--- Begin ---
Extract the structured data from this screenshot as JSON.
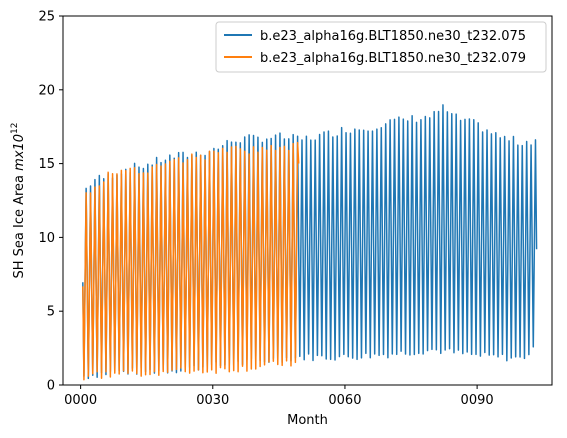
{
  "chart_data": {
    "type": "line",
    "title": "",
    "xlabel": "Month",
    "ylabel_main": "SH Sea Ice Area ",
    "ylabel_unit_base": "mx10",
    "ylabel_unit_exp": "12",
    "xlim": [
      -4,
      107
    ],
    "ylim": [
      0,
      25
    ],
    "x_ticks": [
      0,
      30,
      60,
      90
    ],
    "x_tick_labels": [
      "0000",
      "0030",
      "0060",
      "0090"
    ],
    "y_ticks": [
      0,
      5,
      10,
      15,
      20,
      25
    ],
    "y_tick_labels": [
      "0",
      "5",
      "10",
      "15",
      "20",
      "25"
    ],
    "grid": false,
    "legend_position": "upper-right",
    "cycle_note_x_units": "years",
    "series": [
      {
        "name": "b.e23_alpha16g.BLT1850.ne30_t232.075",
        "color": "#1f77b4",
        "x_start": 0.5,
        "x_end": 103.5,
        "max_by_year": [
          {
            "x": 1,
            "y": 13.2
          },
          {
            "x": 3,
            "y": 13.9
          },
          {
            "x": 5,
            "y": 14.0
          },
          {
            "x": 10,
            "y": 14.6
          },
          {
            "x": 15,
            "y": 14.9
          },
          {
            "x": 20,
            "y": 15.4
          },
          {
            "x": 25,
            "y": 15.6
          },
          {
            "x": 30,
            "y": 15.9
          },
          {
            "x": 35,
            "y": 16.6
          },
          {
            "x": 40,
            "y": 16.7
          },
          {
            "x": 45,
            "y": 16.8
          },
          {
            "x": 50,
            "y": 16.6
          },
          {
            "x": 55,
            "y": 16.9
          },
          {
            "x": 60,
            "y": 17.3
          },
          {
            "x": 65,
            "y": 17.4
          },
          {
            "x": 70,
            "y": 17.8
          },
          {
            "x": 75,
            "y": 18.0
          },
          {
            "x": 80,
            "y": 18.2
          },
          {
            "x": 82,
            "y": 18.8
          },
          {
            "x": 85,
            "y": 18.1
          },
          {
            "x": 90,
            "y": 17.6
          },
          {
            "x": 95,
            "y": 16.8
          },
          {
            "x": 100,
            "y": 16.4
          },
          {
            "x": 103,
            "y": 16.6
          }
        ],
        "min_by_year": [
          {
            "x": 1,
            "y": 0.6
          },
          {
            "x": 5,
            "y": 0.8
          },
          {
            "x": 10,
            "y": 0.9
          },
          {
            "x": 20,
            "y": 1.0
          },
          {
            "x": 30,
            "y": 1.3
          },
          {
            "x": 40,
            "y": 1.6
          },
          {
            "x": 50,
            "y": 1.9
          },
          {
            "x": 60,
            "y": 1.9
          },
          {
            "x": 70,
            "y": 2.1
          },
          {
            "x": 80,
            "y": 2.4
          },
          {
            "x": 90,
            "y": 2.0
          },
          {
            "x": 100,
            "y": 1.8
          },
          {
            "x": 103,
            "y": 2.4
          }
        ],
        "last_value": {
          "x": 103.5,
          "y": 9.2
        }
      },
      {
        "name": "b.e23_alpha16g.BLT1850.ne30_t232.079",
        "color": "#ff7f0e",
        "x_start": 0.5,
        "x_end": 49.5,
        "max_by_year": [
          {
            "x": 1,
            "y": 13.0
          },
          {
            "x": 5,
            "y": 13.9
          },
          {
            "x": 10,
            "y": 14.8
          },
          {
            "x": 15,
            "y": 14.5
          },
          {
            "x": 20,
            "y": 15.0
          },
          {
            "x": 25,
            "y": 15.4
          },
          {
            "x": 30,
            "y": 15.6
          },
          {
            "x": 35,
            "y": 15.9
          },
          {
            "x": 40,
            "y": 15.9
          },
          {
            "x": 45,
            "y": 16.0
          },
          {
            "x": 49,
            "y": 16.2
          }
        ],
        "min_by_year": [
          {
            "x": 1,
            "y": 0.6
          },
          {
            "x": 5,
            "y": 0.7
          },
          {
            "x": 10,
            "y": 0.8
          },
          {
            "x": 20,
            "y": 0.9
          },
          {
            "x": 30,
            "y": 1.0
          },
          {
            "x": 40,
            "y": 1.2
          },
          {
            "x": 49,
            "y": 1.6
          }
        ],
        "last_value": {
          "x": 49.5,
          "y": 15.0
        }
      }
    ]
  }
}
--- End ---
__Instruction__. Leave out the pictures and restate everything else word for word.

__Correct result__.
Extract the structured data from this screenshot as JSON.
{
  "chart_data": {
    "type": "line",
    "title": "",
    "xlabel": "Month",
    "ylabel_main": "SH Sea Ice Area ",
    "ylabel_unit_base": "mx10",
    "ylabel_unit_exp": "12",
    "xlim": [
      -4,
      107
    ],
    "ylim": [
      0,
      25
    ],
    "x_ticks": [
      0,
      30,
      60,
      90
    ],
    "x_tick_labels": [
      "0000",
      "0030",
      "0060",
      "0090"
    ],
    "y_ticks": [
      0,
      5,
      10,
      15,
      20,
      25
    ],
    "y_tick_labels": [
      "0",
      "5",
      "10",
      "15",
      "20",
      "25"
    ],
    "grid": false,
    "legend_position": "upper-right",
    "cycle_note_x_units": "years",
    "series": [
      {
        "name": "b.e23_alpha16g.BLT1850.ne30_t232.075",
        "color": "#1f77b4",
        "x_start": 0.5,
        "x_end": 103.5,
        "max_by_year": [
          {
            "x": 1,
            "y": 13.2
          },
          {
            "x": 3,
            "y": 13.9
          },
          {
            "x": 5,
            "y": 14.0
          },
          {
            "x": 10,
            "y": 14.6
          },
          {
            "x": 15,
            "y": 14.9
          },
          {
            "x": 20,
            "y": 15.4
          },
          {
            "x": 25,
            "y": 15.6
          },
          {
            "x": 30,
            "y": 15.9
          },
          {
            "x": 35,
            "y": 16.6
          },
          {
            "x": 40,
            "y": 16.7
          },
          {
            "x": 45,
            "y": 16.8
          },
          {
            "x": 50,
            "y": 16.6
          },
          {
            "x": 55,
            "y": 16.9
          },
          {
            "x": 60,
            "y": 17.3
          },
          {
            "x": 65,
            "y": 17.4
          },
          {
            "x": 70,
            "y": 17.8
          },
          {
            "x": 75,
            "y": 18.0
          },
          {
            "x": 80,
            "y": 18.2
          },
          {
            "x": 82,
            "y": 18.8
          },
          {
            "x": 85,
            "y": 18.1
          },
          {
            "x": 90,
            "y": 17.6
          },
          {
            "x": 95,
            "y": 16.8
          },
          {
            "x": 100,
            "y": 16.4
          },
          {
            "x": 103,
            "y": 16.6
          }
        ],
        "min_by_year": [
          {
            "x": 1,
            "y": 0.6
          },
          {
            "x": 5,
            "y": 0.8
          },
          {
            "x": 10,
            "y": 0.9
          },
          {
            "x": 20,
            "y": 1.0
          },
          {
            "x": 30,
            "y": 1.3
          },
          {
            "x": 40,
            "y": 1.6
          },
          {
            "x": 50,
            "y": 1.9
          },
          {
            "x": 60,
            "y": 1.9
          },
          {
            "x": 70,
            "y": 2.1
          },
          {
            "x": 80,
            "y": 2.4
          },
          {
            "x": 90,
            "y": 2.0
          },
          {
            "x": 100,
            "y": 1.8
          },
          {
            "x": 103,
            "y": 2.4
          }
        ],
        "last_value": {
          "x": 103.5,
          "y": 9.2
        }
      },
      {
        "name": "b.e23_alpha16g.BLT1850.ne30_t232.079",
        "color": "#ff7f0e",
        "x_start": 0.5,
        "x_end": 49.5,
        "max_by_year": [
          {
            "x": 1,
            "y": 13.0
          },
          {
            "x": 5,
            "y": 13.9
          },
          {
            "x": 10,
            "y": 14.8
          },
          {
            "x": 15,
            "y": 14.5
          },
          {
            "x": 20,
            "y": 15.0
          },
          {
            "x": 25,
            "y": 15.4
          },
          {
            "x": 30,
            "y": 15.6
          },
          {
            "x": 35,
            "y": 15.9
          },
          {
            "x": 40,
            "y": 15.9
          },
          {
            "x": 45,
            "y": 16.0
          },
          {
            "x": 49,
            "y": 16.2
          }
        ],
        "min_by_year": [
          {
            "x": 1,
            "y": 0.6
          },
          {
            "x": 5,
            "y": 0.7
          },
          {
            "x": 10,
            "y": 0.8
          },
          {
            "x": 20,
            "y": 0.9
          },
          {
            "x": 30,
            "y": 1.0
          },
          {
            "x": 40,
            "y": 1.2
          },
          {
            "x": 49,
            "y": 1.6
          }
        ],
        "last_value": {
          "x": 49.5,
          "y": 15.0
        }
      }
    ]
  }
}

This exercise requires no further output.